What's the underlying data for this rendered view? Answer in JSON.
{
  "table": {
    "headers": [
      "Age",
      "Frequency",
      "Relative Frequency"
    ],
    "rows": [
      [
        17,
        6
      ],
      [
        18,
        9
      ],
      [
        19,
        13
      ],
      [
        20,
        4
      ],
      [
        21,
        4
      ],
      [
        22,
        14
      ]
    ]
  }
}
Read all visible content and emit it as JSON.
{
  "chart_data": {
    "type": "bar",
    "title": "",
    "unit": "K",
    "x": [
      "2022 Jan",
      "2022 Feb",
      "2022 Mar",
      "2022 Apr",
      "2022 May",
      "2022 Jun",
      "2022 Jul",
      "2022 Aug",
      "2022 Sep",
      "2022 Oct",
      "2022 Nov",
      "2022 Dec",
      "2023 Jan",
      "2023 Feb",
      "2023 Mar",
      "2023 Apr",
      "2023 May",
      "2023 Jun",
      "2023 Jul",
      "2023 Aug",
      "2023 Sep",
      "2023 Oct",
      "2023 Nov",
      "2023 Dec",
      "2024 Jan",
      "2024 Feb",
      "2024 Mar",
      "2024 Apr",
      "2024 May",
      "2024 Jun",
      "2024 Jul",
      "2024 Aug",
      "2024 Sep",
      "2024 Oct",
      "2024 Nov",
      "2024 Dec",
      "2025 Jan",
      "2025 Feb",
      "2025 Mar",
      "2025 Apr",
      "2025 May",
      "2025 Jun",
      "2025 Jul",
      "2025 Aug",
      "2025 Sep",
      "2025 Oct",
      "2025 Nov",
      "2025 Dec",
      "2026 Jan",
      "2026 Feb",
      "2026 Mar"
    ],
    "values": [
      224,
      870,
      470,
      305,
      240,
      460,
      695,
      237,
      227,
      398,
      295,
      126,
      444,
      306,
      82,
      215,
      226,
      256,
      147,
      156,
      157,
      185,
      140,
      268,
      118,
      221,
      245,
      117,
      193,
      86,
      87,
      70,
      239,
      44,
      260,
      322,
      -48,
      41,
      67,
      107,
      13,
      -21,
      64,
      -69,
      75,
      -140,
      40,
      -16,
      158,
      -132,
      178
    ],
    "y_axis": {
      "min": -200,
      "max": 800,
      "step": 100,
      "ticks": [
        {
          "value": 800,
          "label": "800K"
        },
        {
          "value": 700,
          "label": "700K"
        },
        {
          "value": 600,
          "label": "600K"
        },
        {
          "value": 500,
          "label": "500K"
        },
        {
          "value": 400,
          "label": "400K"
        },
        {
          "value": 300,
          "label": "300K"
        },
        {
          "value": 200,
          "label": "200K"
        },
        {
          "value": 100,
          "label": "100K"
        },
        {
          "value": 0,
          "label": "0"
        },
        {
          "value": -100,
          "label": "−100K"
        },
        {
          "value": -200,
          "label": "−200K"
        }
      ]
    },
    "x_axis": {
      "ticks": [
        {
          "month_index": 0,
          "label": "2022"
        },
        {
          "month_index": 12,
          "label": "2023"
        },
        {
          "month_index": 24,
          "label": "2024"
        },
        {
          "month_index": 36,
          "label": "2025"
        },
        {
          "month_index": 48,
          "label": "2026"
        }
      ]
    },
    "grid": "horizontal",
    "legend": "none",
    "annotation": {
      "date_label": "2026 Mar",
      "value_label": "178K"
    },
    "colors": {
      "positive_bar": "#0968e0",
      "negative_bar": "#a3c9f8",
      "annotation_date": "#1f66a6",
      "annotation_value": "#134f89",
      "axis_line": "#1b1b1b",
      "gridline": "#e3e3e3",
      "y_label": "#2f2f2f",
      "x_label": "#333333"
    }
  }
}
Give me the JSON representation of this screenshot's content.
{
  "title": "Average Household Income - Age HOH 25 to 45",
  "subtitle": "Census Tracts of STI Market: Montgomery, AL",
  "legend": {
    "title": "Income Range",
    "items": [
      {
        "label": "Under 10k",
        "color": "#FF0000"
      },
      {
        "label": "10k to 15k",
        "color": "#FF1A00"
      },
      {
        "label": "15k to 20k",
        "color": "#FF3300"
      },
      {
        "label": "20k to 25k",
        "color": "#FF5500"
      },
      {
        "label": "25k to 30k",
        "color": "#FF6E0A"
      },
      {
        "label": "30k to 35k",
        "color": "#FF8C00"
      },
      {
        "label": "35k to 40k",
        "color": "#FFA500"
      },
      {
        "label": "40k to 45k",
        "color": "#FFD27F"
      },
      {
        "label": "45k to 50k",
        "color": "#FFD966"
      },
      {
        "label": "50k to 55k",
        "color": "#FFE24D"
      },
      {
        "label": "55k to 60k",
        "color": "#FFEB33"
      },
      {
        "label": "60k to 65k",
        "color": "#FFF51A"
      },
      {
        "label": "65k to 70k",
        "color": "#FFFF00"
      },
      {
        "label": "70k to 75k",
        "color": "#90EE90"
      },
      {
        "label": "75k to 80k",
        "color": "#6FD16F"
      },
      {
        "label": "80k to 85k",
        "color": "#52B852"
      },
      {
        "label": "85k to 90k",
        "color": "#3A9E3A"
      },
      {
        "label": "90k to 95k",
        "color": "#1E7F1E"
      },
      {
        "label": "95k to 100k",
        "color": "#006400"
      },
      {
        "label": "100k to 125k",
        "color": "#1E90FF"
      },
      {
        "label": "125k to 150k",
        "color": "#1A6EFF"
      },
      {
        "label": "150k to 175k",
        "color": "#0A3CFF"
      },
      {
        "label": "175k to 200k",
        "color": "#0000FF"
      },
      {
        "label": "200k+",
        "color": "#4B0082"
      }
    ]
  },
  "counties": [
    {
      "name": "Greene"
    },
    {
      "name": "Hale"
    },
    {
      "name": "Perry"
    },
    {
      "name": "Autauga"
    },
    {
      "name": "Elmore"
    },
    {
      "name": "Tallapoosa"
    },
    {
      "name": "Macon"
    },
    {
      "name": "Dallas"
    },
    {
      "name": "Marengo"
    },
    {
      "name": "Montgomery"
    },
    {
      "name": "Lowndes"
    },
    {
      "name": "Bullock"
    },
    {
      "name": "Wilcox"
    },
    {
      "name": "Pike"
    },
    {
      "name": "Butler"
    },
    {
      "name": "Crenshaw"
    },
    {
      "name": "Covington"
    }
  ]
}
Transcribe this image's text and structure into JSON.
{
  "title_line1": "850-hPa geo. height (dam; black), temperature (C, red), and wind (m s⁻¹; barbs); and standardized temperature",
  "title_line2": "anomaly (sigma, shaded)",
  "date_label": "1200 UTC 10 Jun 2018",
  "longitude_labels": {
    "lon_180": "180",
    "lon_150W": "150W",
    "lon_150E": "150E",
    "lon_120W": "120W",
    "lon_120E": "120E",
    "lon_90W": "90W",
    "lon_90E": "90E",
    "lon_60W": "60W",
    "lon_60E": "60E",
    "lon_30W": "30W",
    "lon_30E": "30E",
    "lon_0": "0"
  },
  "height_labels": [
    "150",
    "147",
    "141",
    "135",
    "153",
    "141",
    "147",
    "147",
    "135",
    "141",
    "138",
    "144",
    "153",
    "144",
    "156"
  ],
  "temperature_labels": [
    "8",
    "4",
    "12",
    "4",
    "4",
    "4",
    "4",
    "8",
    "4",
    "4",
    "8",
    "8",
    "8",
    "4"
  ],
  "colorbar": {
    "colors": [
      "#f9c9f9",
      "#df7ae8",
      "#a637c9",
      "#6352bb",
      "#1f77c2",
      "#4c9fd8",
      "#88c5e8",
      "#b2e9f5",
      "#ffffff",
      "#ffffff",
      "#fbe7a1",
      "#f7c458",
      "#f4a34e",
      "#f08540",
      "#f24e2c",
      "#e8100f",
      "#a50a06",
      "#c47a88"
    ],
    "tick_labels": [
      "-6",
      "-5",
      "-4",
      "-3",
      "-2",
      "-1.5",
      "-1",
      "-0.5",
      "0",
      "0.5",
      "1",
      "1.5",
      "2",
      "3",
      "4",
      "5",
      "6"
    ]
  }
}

+ + +

## Task to complete
Collect every line with the string "content" from the records, and copy each.

## Task output
Read all visible content and emit it as JSON.
Give me the JSON representation of this screenshot's content.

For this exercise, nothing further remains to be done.